● **THE PROBLEM**
Will you transcribe all the entries word for word, skipping the pictures they hold?

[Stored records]
(begin)

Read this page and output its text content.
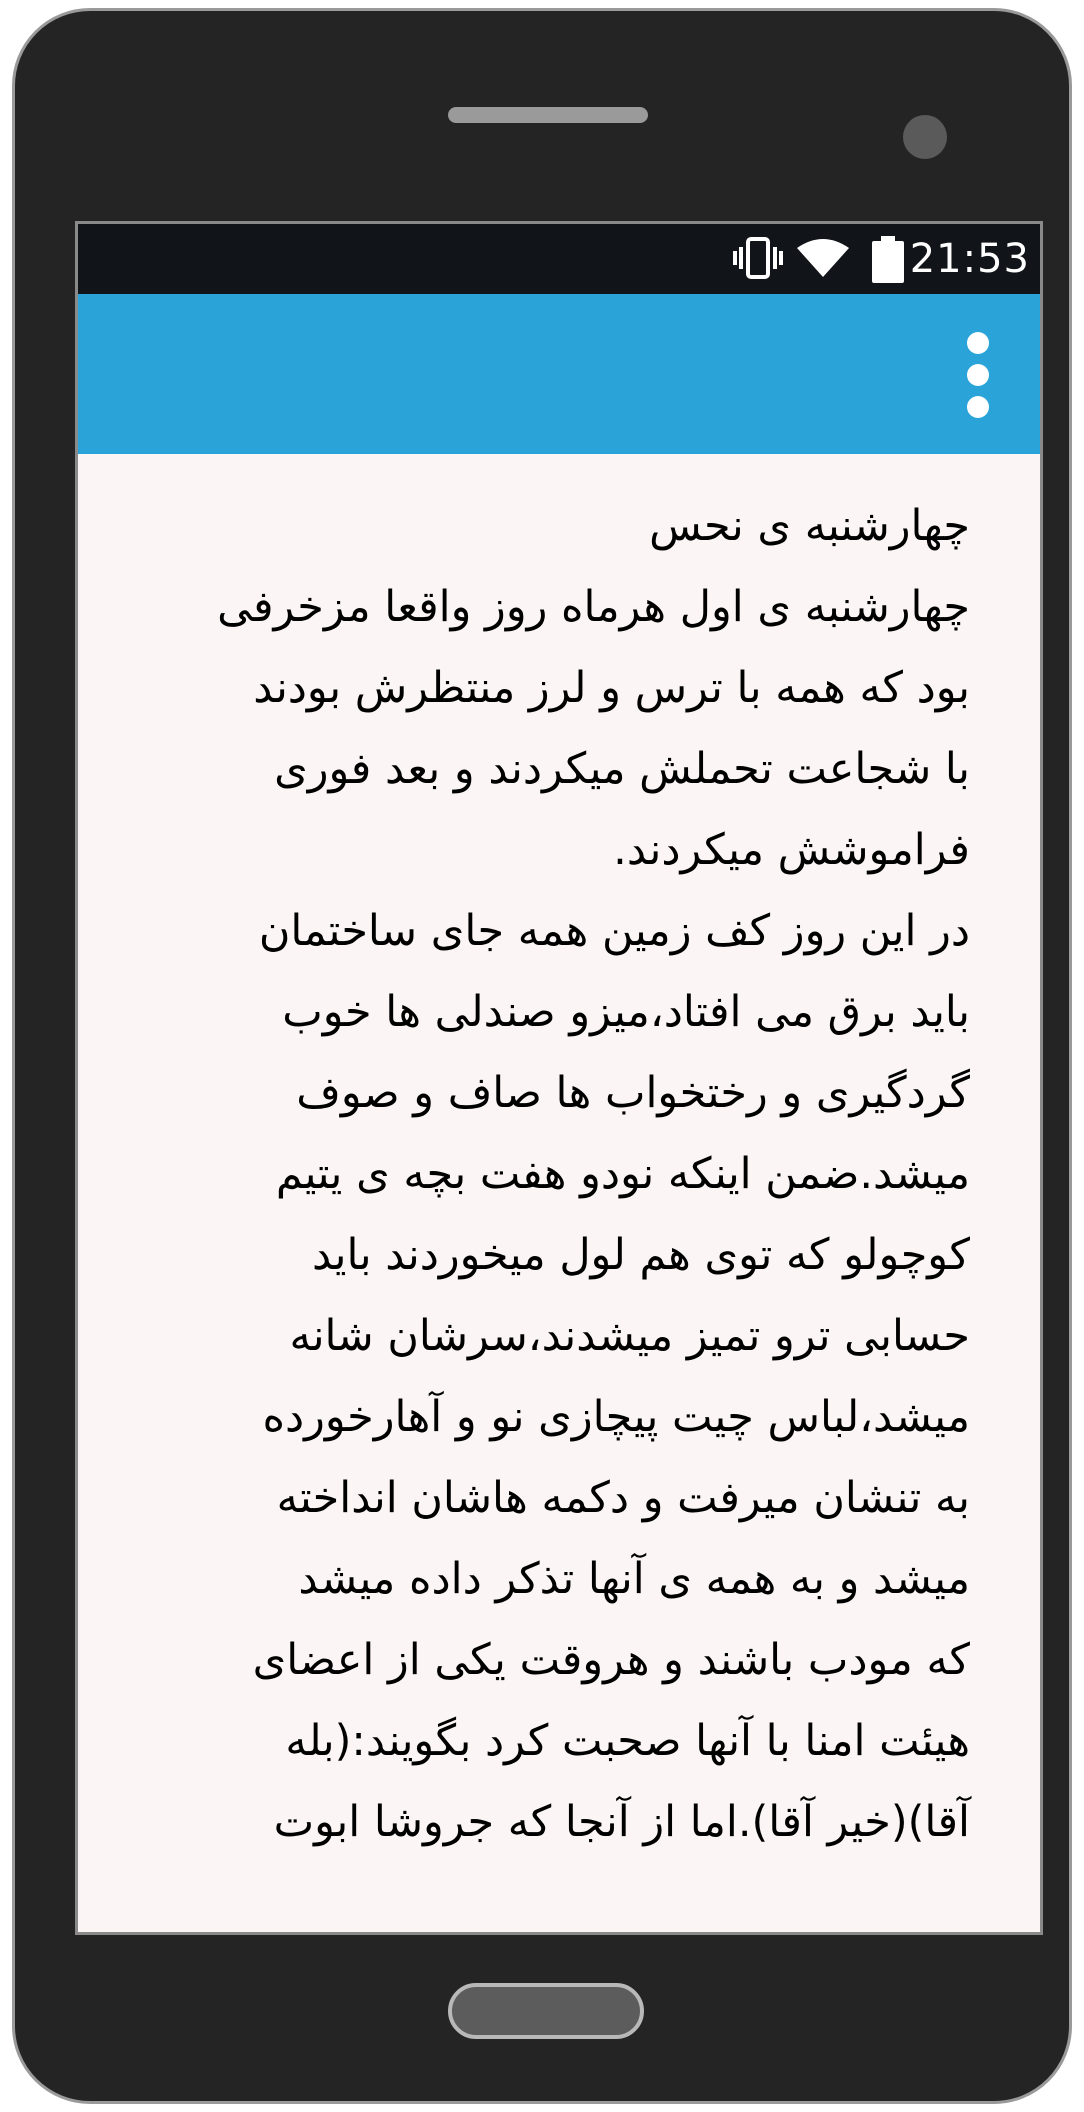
21:53

چهارشنبه ی نحس

چهارشنبه ی اول هرماه روز واقعا مزخرفی

بود که همه با ترس و لرز منتظرش بودند

با شجاعت تحملش میکردند و بعد فوری

فراموشش میکردند.

در این روز کف زمین همه جای ساختمان

باید برق می افتاد،میزو صندلی ها خوب

گردگیری و رختخواب ها صاف و صوف

میشد.ضمن اینکه نودو هفت بچه ی یتیم

کوچولو که توی هم لول میخوردند باید

حسابی ترو تمیز میشدند،سرشان شانه

میشد،لباس چیت پیچازی نو و آهارخورده

به تنشان میرفت و دکمه هاشان انداخته

میشد و به همه ی آنها تذکر داده میشد

که مودب باشند و هروقت یکی از اعضای

هیئت امنا با آنها صحبت کرد بگویند:(بله

آقا)(خیر آقا).اما از آنجا که جروشا ابوت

(end)

● **SOLUTION TO THIS EXERCISE**
Read this page and output its text content.
21:53

چهارشنبه ی نحس

چهارشنبه ی اول هرماه روز واقعا مزخرفی

بود که همه با ترس و لرز منتظرش بودند

با شجاعت تحملش میکردند و بعد فوری

فراموشش میکردند.

در این روز کف زمین همه جای ساختمان

باید برق می افتاد،میزو صندلی ها خوب

گردگیری و رختخواب ها صاف و صوف

میشد.ضمن اینکه نودو هفت بچه ی یتیم

کوچولو که توی هم لول میخوردند باید

حسابی ترو تمیز میشدند،سرشان شانه

میشد،لباس چیت پیچازی نو و آهارخورده

به تنشان میرفت و دکمه هاشان انداخته

میشد و به همه ی آنها تذکر داده میشد

که مودب باشند و هروقت یکی از اعضای

هیئت امنا با آنها صحبت کرد بگویند:(بله

آقا)(خیر آقا).اما از آنجا که جروشا ابوت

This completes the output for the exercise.